Exercise objective
Copy each line in which the string "color" occurs.

Chart and figure data
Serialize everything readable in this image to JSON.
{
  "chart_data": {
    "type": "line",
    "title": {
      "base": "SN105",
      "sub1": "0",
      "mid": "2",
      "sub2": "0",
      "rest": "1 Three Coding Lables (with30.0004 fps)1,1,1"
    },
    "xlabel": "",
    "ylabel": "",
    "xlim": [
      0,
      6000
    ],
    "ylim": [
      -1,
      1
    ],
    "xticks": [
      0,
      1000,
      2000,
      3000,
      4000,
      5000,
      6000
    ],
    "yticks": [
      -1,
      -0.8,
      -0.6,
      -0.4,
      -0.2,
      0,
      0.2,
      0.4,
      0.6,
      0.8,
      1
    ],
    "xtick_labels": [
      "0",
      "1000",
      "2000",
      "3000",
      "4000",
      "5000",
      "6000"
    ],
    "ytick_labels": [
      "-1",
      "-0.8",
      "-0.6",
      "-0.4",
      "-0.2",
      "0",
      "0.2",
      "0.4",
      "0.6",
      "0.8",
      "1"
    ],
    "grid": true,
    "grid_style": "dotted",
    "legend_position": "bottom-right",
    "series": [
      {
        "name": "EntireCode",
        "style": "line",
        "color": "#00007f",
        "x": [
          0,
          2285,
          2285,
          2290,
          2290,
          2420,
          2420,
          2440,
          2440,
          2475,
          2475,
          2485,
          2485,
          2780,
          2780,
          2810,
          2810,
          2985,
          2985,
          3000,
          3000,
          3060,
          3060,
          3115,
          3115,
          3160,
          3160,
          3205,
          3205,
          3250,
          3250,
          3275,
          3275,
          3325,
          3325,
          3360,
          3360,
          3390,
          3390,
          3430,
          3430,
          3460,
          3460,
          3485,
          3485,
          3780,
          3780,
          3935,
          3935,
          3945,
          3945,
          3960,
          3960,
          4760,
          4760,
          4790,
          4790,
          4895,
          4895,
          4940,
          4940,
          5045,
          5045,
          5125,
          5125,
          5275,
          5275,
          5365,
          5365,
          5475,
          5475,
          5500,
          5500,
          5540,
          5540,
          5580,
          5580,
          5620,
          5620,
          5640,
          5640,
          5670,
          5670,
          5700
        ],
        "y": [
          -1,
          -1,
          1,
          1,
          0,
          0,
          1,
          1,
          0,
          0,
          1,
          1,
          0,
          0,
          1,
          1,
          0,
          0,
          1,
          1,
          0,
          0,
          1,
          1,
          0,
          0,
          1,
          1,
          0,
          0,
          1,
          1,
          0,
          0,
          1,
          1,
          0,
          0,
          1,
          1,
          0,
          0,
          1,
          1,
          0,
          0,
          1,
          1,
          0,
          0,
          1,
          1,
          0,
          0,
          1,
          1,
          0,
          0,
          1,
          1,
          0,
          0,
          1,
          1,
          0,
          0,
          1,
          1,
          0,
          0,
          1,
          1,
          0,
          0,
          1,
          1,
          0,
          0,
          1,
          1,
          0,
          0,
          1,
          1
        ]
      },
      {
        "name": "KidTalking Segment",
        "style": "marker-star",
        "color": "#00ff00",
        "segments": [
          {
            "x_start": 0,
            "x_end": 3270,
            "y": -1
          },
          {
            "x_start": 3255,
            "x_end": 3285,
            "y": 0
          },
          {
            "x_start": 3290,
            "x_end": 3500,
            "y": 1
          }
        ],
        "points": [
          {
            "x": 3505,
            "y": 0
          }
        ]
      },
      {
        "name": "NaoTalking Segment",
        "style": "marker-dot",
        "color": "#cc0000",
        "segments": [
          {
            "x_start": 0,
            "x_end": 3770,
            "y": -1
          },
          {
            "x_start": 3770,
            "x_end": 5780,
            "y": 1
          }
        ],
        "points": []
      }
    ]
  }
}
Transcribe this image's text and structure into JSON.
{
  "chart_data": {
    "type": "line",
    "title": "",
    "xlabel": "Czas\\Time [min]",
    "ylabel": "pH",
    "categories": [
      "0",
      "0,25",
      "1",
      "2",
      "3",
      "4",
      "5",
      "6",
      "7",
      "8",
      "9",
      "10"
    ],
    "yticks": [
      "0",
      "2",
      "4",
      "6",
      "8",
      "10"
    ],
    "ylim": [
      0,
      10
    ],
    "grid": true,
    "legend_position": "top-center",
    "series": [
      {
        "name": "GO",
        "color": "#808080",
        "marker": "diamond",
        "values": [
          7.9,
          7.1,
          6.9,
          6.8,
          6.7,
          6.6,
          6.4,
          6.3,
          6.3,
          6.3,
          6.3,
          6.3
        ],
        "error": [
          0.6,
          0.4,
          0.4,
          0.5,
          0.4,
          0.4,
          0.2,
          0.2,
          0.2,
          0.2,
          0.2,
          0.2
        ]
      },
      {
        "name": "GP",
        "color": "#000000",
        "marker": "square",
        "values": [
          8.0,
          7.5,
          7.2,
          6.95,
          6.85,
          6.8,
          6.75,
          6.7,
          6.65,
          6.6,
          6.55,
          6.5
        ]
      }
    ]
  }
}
---
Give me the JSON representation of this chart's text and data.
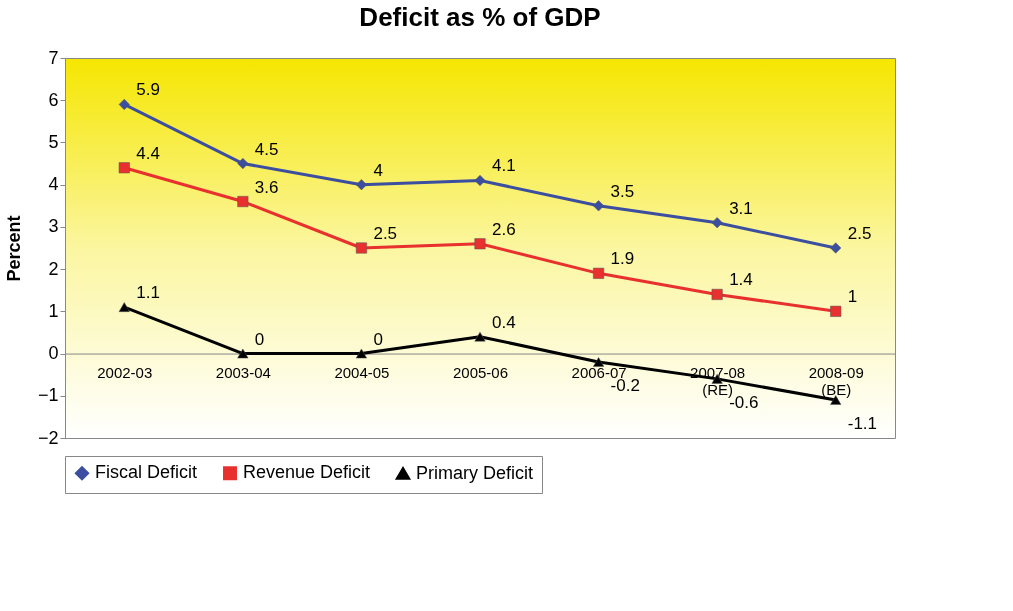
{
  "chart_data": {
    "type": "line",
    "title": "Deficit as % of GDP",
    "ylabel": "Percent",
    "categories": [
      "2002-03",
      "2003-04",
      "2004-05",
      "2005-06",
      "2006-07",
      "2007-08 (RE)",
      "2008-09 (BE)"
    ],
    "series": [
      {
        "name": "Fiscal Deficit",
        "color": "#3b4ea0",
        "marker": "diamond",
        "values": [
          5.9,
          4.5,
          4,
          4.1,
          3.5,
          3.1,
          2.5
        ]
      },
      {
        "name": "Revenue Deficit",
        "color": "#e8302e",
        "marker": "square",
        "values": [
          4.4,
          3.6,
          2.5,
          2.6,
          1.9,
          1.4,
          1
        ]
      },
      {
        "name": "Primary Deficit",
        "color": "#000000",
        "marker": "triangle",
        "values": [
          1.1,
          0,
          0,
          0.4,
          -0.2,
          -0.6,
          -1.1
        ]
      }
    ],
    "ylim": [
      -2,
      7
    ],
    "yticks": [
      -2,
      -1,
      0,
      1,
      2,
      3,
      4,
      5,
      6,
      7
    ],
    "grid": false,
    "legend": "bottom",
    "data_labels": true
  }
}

Response to this task
        "color": "#00007f",
        "color": "#00ff00",
        "color": "#cc0000",
        "color": "#808080",
        "color": "#000000",
        "color": "#3b4ea0",
        "color": "#e8302e",
        "color": "#000000",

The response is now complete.